STATED GOAL: Render every entry verbatim.

[start MATERIALS PROVIDED]

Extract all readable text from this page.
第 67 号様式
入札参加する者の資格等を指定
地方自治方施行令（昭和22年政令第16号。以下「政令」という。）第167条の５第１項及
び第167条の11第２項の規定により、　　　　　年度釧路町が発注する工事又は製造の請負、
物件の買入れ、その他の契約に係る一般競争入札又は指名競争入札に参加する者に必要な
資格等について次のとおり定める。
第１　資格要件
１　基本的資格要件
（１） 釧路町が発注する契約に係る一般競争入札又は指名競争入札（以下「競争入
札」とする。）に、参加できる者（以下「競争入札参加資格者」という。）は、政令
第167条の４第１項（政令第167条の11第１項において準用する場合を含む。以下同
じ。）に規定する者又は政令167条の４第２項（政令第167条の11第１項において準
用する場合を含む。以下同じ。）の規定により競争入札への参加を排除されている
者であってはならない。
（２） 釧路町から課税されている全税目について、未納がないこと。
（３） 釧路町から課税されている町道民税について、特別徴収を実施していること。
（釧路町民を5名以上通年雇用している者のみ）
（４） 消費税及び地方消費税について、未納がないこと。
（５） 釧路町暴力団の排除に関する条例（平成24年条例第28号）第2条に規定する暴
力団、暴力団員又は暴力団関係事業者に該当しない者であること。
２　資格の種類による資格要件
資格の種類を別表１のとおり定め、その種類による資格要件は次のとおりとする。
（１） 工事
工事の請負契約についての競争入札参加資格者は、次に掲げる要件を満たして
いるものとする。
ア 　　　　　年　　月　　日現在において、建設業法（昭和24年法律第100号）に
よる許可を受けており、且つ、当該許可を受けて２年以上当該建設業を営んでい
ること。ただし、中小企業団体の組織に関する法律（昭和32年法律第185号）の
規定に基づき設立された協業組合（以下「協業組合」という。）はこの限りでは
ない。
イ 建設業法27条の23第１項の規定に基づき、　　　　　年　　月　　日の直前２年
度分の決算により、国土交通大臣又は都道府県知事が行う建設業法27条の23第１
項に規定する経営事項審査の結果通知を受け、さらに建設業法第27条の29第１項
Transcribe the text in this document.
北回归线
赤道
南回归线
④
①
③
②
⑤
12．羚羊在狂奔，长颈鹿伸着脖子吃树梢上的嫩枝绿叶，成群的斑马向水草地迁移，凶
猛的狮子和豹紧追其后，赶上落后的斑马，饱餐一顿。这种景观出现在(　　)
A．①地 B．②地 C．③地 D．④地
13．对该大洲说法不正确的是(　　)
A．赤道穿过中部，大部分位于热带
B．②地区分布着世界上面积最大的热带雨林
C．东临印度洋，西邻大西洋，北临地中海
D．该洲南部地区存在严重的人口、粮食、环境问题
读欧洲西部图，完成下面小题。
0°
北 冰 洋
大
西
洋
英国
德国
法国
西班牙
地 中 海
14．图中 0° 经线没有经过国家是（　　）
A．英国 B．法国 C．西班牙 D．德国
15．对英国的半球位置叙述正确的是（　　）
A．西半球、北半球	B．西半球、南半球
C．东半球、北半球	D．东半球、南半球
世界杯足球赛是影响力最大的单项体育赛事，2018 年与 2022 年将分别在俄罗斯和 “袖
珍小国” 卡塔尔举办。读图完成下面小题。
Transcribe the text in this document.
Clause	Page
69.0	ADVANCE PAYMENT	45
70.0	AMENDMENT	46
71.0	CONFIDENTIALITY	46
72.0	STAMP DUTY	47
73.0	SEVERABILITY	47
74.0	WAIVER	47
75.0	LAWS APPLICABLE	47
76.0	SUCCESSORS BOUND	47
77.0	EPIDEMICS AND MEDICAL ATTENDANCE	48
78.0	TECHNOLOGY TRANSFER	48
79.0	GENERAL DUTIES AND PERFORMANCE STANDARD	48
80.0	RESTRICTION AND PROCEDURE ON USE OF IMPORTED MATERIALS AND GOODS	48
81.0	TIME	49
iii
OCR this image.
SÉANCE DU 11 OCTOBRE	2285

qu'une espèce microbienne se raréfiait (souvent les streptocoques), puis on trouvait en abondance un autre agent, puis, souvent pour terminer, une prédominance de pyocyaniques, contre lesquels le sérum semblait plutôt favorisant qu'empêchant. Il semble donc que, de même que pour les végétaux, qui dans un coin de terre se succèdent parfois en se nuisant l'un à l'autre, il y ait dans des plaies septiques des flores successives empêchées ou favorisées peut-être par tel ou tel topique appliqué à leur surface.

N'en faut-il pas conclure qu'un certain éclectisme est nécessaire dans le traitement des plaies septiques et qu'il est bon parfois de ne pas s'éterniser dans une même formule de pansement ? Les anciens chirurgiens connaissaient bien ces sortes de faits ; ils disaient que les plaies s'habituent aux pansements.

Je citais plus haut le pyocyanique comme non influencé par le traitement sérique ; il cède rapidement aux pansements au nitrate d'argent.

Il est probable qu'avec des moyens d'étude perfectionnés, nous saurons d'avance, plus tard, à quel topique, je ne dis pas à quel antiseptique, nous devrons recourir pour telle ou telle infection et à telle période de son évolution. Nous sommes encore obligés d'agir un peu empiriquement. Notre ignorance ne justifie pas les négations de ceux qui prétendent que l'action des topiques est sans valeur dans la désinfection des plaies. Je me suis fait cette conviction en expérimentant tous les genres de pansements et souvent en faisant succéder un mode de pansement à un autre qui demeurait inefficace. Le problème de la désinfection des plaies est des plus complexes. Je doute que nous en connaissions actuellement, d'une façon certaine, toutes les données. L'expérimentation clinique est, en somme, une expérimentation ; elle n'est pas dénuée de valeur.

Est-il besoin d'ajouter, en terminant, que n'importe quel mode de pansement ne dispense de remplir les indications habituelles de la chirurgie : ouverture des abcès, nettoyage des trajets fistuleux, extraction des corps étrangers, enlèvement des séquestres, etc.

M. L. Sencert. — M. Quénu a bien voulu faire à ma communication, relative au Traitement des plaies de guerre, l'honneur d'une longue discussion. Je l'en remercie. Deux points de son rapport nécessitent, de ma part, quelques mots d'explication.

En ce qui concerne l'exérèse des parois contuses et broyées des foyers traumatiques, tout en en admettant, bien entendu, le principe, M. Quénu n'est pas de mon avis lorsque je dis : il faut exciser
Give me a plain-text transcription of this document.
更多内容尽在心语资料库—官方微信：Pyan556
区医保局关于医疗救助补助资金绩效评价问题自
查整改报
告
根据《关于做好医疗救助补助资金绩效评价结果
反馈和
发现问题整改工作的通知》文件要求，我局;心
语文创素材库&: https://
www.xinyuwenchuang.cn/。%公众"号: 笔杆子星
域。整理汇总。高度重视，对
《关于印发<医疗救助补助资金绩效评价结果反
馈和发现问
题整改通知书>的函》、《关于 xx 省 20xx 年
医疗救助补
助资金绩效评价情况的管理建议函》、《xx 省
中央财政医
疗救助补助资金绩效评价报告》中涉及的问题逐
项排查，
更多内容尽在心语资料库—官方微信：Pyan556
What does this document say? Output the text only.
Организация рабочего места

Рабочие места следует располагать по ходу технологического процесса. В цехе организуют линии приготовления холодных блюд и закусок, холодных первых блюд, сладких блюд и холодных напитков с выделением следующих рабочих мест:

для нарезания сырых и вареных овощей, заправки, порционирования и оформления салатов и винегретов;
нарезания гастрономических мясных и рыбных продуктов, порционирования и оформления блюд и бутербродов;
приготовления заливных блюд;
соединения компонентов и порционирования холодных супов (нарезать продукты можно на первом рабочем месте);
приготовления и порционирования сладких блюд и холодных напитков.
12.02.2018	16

[end MATERIALS PROVIDED]

THE ANSWER:
Extract all readable text from this page.
第 67 号様式
入札参加する者の資格等を指定
地方自治方施行令（昭和22年政令第16号。以下「政令」という。）第167条の５第１項及
び第167条の11第２項の規定により、　　　　　年度釧路町が発注する工事又は製造の請負、
物件の買入れ、その他の契約に係る一般競争入札又は指名競争入札に参加する者に必要な
資格等について次のとおり定める。
第１　資格要件
１　基本的資格要件
（１） 釧路町が発注する契約に係る一般競争入札又は指名競争入札（以下「競争入
札」とする。）に、参加できる者（以下「競争入札参加資格者」という。）は、政令
第167条の４第１項（政令第167条の11第１項において準用する場合を含む。以下同
じ。）に規定する者又は政令167条の４第２項（政令第167条の11第１項において準
用する場合を含む。以下同じ。）の規定により競争入札への参加を排除されている
者であってはならない。
（２） 釧路町から課税されている全税目について、未納がないこと。
（３） 釧路町から課税されている町道民税について、特別徴収を実施していること。
（釧路町民を5名以上通年雇用している者のみ）
（４） 消費税及び地方消費税について、未納がないこと。
（５） 釧路町暴力団の排除に関する条例（平成24年条例第28号）第2条に規定する暴
力団、暴力団員又は暴力団関係事業者に該当しない者であること。
２　資格の種類による資格要件
資格の種類を別表１のとおり定め、その種類による資格要件は次のとおりとする。
（１） 工事
工事の請負契約についての競争入札参加資格者は、次に掲げる要件を満たして
いるものとする。
ア 　　　　　年　　月　　日現在において、建設業法（昭和24年法律第100号）に
よる許可を受けており、且つ、当該許可を受けて２年以上当該建設業を営んでい
ること。ただし、中小企業団体の組織に関する法律（昭和32年法律第185号）の
規定に基づき設立された協業組合（以下「協業組合」という。）はこの限りでは
ない。
イ 建設業法27条の23第１項の規定に基づき、　　　　　年　　月　　日の直前２年
度分の決算により、国土交通大臣又は都道府県知事が行う建設業法27条の23第１
項に規定する経営事項審査の結果通知を受け、さらに建設業法第27条の29第１項
Transcribe the text in this document.
北回归线
赤道
南回归线
④
①
③
②
⑤
12．羚羊在狂奔，长颈鹿伸着脖子吃树梢上的嫩枝绿叶，成群的斑马向水草地迁移，凶
猛的狮子和豹紧追其后，赶上落后的斑马，饱餐一顿。这种景观出现在(　　)
A．①地 B．②地 C．③地 D．④地
13．对该大洲说法不正确的是(　　)
A．赤道穿过中部，大部分位于热带
B．②地区分布着世界上面积最大的热带雨林
C．东临印度洋，西邻大西洋，北临地中海
D．该洲南部地区存在严重的人口、粮食、环境问题
读欧洲西部图，完成下面小题。
0°
北 冰 洋
大
西
洋
英国
德国
法国
西班牙
地 中 海
14．图中 0° 经线没有经过国家是（　　）
A．英国 B．法国 C．西班牙 D．德国
15．对英国的半球位置叙述正确的是（　　）
A．西半球、北半球	B．西半球、南半球
C．东半球、北半球	D．东半球、南半球
世界杯足球赛是影响力最大的单项体育赛事，2018 年与 2022 年将分别在俄罗斯和 “袖
珍小国” 卡塔尔举办。读图完成下面小题。
Transcribe the text in this document.
Clause	Page
69.0	ADVANCE PAYMENT	45
70.0	AMENDMENT	46
71.0	CONFIDENTIALITY	46
72.0	STAMP DUTY	47
73.0	SEVERABILITY	47
74.0	WAIVER	47
75.0	LAWS APPLICABLE	47
76.0	SUCCESSORS BOUND	47
77.0	EPIDEMICS AND MEDICAL ATTENDANCE	48
78.0	TECHNOLOGY TRANSFER	48
79.0	GENERAL DUTIES AND PERFORMANCE STANDARD	48
80.0	RESTRICTION AND PROCEDURE ON USE OF IMPORTED MATERIALS AND GOODS	48
81.0	TIME	49
iii
OCR this image.
SÉANCE DU 11 OCTOBRE	2285

qu'une espèce microbienne se raréfiait (souvent les streptocoques), puis on trouvait en abondance un autre agent, puis, souvent pour terminer, une prédominance de pyocyaniques, contre lesquels le sérum semblait plutôt favorisant qu'empêchant. Il semble donc que, de même que pour les végétaux, qui dans un coin de terre se succèdent parfois en se nuisant l'un à l'autre, il y ait dans des plaies septiques des flores successives empêchées ou favorisées peut-être par tel ou tel topique appliqué à leur surface.

N'en faut-il pas conclure qu'un certain éclectisme est nécessaire dans le traitement des plaies septiques et qu'il est bon parfois de ne pas s'éterniser dans une même formule de pansement ? Les anciens chirurgiens connaissaient bien ces sortes de faits ; ils disaient que les plaies s'habituent aux pansements.

Je citais plus haut le pyocyanique comme non influencé par le traitement sérique ; il cède rapidement aux pansements au nitrate d'argent.

Il est probable qu'avec des moyens d'étude perfectionnés, nous saurons d'avance, plus tard, à quel topique, je ne dis pas à quel antiseptique, nous devrons recourir pour telle ou telle infection et à telle période de son évolution. Nous sommes encore obligés d'agir un peu empiriquement. Notre ignorance ne justifie pas les négations de ceux qui prétendent que l'action des topiques est sans valeur dans la désinfection des plaies. Je me suis fait cette conviction en expérimentant tous les genres de pansements et souvent en faisant succéder un mode de pansement à un autre qui demeurait inefficace. Le problème de la désinfection des plaies est des plus complexes. Je doute que nous en connaissions actuellement, d'une façon certaine, toutes les données. L'expérimentation clinique est, en somme, une expérimentation ; elle n'est pas dénuée de valeur.

Est-il besoin d'ajouter, en terminant, que n'importe quel mode de pansement ne dispense de remplir les indications habituelles de la chirurgie : ouverture des abcès, nettoyage des trajets fistuleux, extraction des corps étrangers, enlèvement des séquestres, etc.

M. L. Sencert. — M. Quénu a bien voulu faire à ma communication, relative au Traitement des plaies de guerre, l'honneur d'une longue discussion. Je l'en remercie. Deux points de son rapport nécessitent, de ma part, quelques mots d'explication.

En ce qui concerne l'exérèse des parois contuses et broyées des foyers traumatiques, tout en en admettant, bien entendu, le principe, M. Quénu n'est pas de mon avis lorsque je dis : il faut exciser
Give me a plain-text transcription of this document.
更多内容尽在心语资料库—官方微信：Pyan556
区医保局关于医疗救助补助资金绩效评价问题自
查整改报
告
根据《关于做好医疗救助补助资金绩效评价结果
反馈和
发现问题整改工作的通知》文件要求，我局;心
语文创素材库&: https://
www.xinyuwenchuang.cn/。%公众"号: 笔杆子星
域。整理汇总。高度重视，对
《关于印发<医疗救助补助资金绩效评价结果反
馈和发现问
题整改通知书>的函》、《关于 xx 省 20xx 年
医疗救助补
助资金绩效评价情况的管理建议函》、《xx 省
中央财政医
疗救助补助资金绩效评价报告》中涉及的问题逐
项排查，
更多内容尽在心语资料库—官方微信：Pyan556
What does this document say? Output the text only.
Организация рабочего места

Рабочие места следует располагать по ходу технологического процесса. В цехе организуют линии приготовления холодных блюд и закусок, холодных первых блюд, сладких блюд и холодных напитков с выделением следующих рабочих мест:

для нарезания сырых и вареных овощей, заправки, порционирования и оформления салатов и винегретов;
нарезания гастрономических мясных и рыбных продуктов, порционирования и оформления блюд и бутербродов;
приготовления заливных блюд;
соединения компонентов и порционирования холодных супов (нарезать продукты можно на первом рабочем месте);
приготовления и порционирования сладких блюд и холодных напитков.
12.02.2018	16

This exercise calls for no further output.